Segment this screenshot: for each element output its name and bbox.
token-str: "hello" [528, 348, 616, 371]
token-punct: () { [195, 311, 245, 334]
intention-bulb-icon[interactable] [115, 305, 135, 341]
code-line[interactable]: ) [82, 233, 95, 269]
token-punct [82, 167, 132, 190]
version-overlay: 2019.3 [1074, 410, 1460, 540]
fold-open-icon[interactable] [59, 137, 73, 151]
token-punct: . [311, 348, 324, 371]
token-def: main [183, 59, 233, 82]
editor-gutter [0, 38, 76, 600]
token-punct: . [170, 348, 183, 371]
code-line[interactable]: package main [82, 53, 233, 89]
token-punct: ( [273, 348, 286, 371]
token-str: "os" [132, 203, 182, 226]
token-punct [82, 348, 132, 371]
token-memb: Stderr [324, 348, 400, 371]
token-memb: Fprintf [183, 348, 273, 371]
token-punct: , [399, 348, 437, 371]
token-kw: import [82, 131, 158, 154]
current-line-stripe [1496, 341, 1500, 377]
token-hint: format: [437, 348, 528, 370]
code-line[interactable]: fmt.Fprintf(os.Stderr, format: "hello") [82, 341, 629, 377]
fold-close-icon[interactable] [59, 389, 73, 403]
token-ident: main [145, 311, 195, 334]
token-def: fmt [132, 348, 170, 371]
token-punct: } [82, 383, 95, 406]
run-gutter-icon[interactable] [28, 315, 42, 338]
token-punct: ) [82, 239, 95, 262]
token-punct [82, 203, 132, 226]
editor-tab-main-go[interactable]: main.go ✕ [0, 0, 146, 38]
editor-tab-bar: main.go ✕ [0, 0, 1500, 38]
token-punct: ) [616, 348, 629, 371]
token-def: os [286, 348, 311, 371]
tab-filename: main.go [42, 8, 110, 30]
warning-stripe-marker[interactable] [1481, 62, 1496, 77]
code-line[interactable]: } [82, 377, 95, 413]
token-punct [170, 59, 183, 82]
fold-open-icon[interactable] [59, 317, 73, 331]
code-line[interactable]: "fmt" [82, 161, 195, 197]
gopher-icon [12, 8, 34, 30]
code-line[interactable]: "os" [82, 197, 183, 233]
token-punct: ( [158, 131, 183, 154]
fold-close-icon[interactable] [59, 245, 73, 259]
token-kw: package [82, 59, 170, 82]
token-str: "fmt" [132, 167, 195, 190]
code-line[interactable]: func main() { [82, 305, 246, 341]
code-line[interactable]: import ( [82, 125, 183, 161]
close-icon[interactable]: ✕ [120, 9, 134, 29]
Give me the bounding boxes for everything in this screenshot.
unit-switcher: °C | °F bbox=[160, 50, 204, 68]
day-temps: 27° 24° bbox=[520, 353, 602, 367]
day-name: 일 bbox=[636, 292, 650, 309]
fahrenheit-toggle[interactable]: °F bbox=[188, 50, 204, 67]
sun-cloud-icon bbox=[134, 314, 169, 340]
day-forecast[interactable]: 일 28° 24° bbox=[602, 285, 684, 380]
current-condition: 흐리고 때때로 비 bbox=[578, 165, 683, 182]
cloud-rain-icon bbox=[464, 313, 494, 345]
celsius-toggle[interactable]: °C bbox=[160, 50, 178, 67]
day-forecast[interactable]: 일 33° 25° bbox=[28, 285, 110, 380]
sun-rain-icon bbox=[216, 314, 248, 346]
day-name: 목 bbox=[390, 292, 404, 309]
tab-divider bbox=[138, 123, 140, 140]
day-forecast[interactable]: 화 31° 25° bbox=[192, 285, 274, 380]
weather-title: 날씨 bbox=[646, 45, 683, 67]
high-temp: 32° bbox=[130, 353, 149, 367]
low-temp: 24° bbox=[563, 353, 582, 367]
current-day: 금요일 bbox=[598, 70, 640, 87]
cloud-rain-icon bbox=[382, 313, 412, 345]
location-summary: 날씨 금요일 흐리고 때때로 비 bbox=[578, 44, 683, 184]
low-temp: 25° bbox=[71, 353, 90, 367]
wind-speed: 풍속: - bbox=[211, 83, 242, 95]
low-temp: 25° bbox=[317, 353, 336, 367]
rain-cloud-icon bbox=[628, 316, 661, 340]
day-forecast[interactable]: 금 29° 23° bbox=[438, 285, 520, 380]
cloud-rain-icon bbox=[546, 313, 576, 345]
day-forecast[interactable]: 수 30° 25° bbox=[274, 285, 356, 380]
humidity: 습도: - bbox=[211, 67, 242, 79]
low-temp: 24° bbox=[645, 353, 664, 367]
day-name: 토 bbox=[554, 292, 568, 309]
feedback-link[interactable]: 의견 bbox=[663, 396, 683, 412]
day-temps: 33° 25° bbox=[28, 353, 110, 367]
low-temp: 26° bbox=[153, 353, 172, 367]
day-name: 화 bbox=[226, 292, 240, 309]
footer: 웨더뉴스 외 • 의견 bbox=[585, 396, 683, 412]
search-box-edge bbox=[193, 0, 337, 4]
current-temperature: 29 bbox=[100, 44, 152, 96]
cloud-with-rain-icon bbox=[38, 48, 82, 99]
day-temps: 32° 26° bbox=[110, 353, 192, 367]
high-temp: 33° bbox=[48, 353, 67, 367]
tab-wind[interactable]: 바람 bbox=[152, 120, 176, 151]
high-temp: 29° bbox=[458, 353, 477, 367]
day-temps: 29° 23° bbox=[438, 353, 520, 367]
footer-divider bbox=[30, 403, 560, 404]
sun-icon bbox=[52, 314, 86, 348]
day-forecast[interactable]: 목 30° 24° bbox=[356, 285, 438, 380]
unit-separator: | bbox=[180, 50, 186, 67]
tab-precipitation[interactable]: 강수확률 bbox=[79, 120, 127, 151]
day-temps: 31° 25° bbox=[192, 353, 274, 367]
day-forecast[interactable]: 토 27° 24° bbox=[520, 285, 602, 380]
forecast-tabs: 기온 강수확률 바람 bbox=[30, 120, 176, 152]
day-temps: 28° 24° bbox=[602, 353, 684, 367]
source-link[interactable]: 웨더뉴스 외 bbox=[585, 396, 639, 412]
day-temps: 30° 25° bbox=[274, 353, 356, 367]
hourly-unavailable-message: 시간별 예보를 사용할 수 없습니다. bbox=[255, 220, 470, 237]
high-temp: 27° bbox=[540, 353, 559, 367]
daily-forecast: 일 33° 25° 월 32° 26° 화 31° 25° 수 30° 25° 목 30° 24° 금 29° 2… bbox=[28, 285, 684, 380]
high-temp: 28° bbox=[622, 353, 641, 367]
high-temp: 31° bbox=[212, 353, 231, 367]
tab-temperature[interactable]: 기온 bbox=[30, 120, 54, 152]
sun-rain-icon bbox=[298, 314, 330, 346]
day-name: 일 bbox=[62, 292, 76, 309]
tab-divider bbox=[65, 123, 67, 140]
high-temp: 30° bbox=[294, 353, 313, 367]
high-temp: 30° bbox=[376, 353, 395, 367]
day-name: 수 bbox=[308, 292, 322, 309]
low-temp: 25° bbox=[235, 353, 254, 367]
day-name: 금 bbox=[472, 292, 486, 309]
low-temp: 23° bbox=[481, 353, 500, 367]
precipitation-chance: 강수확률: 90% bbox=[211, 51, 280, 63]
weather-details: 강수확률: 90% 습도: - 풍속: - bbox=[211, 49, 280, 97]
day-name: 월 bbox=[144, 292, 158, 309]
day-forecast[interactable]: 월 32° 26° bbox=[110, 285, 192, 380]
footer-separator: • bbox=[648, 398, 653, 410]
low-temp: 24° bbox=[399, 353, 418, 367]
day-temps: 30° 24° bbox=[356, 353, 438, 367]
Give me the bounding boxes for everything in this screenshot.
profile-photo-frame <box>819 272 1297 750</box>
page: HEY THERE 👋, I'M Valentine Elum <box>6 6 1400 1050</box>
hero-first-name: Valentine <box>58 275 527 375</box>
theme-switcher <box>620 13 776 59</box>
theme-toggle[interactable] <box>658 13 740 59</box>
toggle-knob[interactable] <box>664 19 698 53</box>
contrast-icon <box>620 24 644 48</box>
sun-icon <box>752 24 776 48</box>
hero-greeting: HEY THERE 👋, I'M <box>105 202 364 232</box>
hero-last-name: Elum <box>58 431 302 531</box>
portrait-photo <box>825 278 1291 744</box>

-*-

Rewrite everything from the start of the material down to the line containing "token-kw: package [82, 59, 170, 82]", changing "token-punct" to "token-symbol" and leaving every other part as it is.

Segment this screenshot: for each element output its name and bbox.
token-str: "hello" [528, 348, 616, 371]
token-symbol: () { [195, 311, 245, 334]
intention-bulb-icon[interactable] [115, 305, 135, 341]
code-line[interactable]: ) [82, 233, 95, 269]
token-symbol [82, 167, 132, 190]
version-overlay: 2019.3 [1074, 410, 1460, 540]
fold-open-icon[interactable] [59, 137, 73, 151]
token-symbol: . [311, 348, 324, 371]
token-def: main [183, 59, 233, 82]
editor-gutter [0, 38, 76, 600]
token-symbol: . [170, 348, 183, 371]
code-line[interactable]: package main [82, 53, 233, 89]
token-symbol: ( [273, 348, 286, 371]
token-str: "os" [132, 203, 182, 226]
token-symbol [82, 348, 132, 371]
token-memb: Stderr [324, 348, 400, 371]
token-memb: Fprintf [183, 348, 273, 371]
token-symbol: , [399, 348, 437, 371]
token-kw: import [82, 131, 158, 154]
current-line-stripe [1496, 341, 1500, 377]
token-hint: format: [437, 348, 528, 370]
code-line[interactable]: fmt.Fprintf(os.Stderr, format: "hello") [82, 341, 629, 377]
fold-close-icon[interactable] [59, 389, 73, 403]
token-ident: main [145, 311, 195, 334]
token-def: fmt [132, 348, 170, 371]
token-symbol: } [82, 383, 95, 406]
run-gutter-icon[interactable] [28, 315, 42, 338]
token-symbol: ) [82, 239, 95, 262]
token-symbol [82, 203, 132, 226]
editor-tab-main-go[interactable]: main.go ✕ [0, 0, 146, 38]
editor-tab-bar: main.go ✕ [0, 0, 1500, 38]
token-symbol: ) [616, 348, 629, 371]
token-def: os [286, 348, 311, 371]
tab-filename: main.go [42, 8, 110, 30]
warning-stripe-marker[interactable] [1481, 62, 1496, 77]
code-line[interactable]: } [82, 377, 95, 413]
token-symbol [170, 59, 183, 82]
fold-open-icon[interactable] [59, 317, 73, 331]
code-line[interactable]: "fmt" [82, 161, 195, 197]
gopher-icon [12, 8, 34, 30]
code-line[interactable]: "os" [82, 197, 183, 233]
token-symbol: ( [158, 131, 183, 154]
fold-close-icon[interactable] [59, 245, 73, 259]
token-kw: package [82, 59, 170, 82]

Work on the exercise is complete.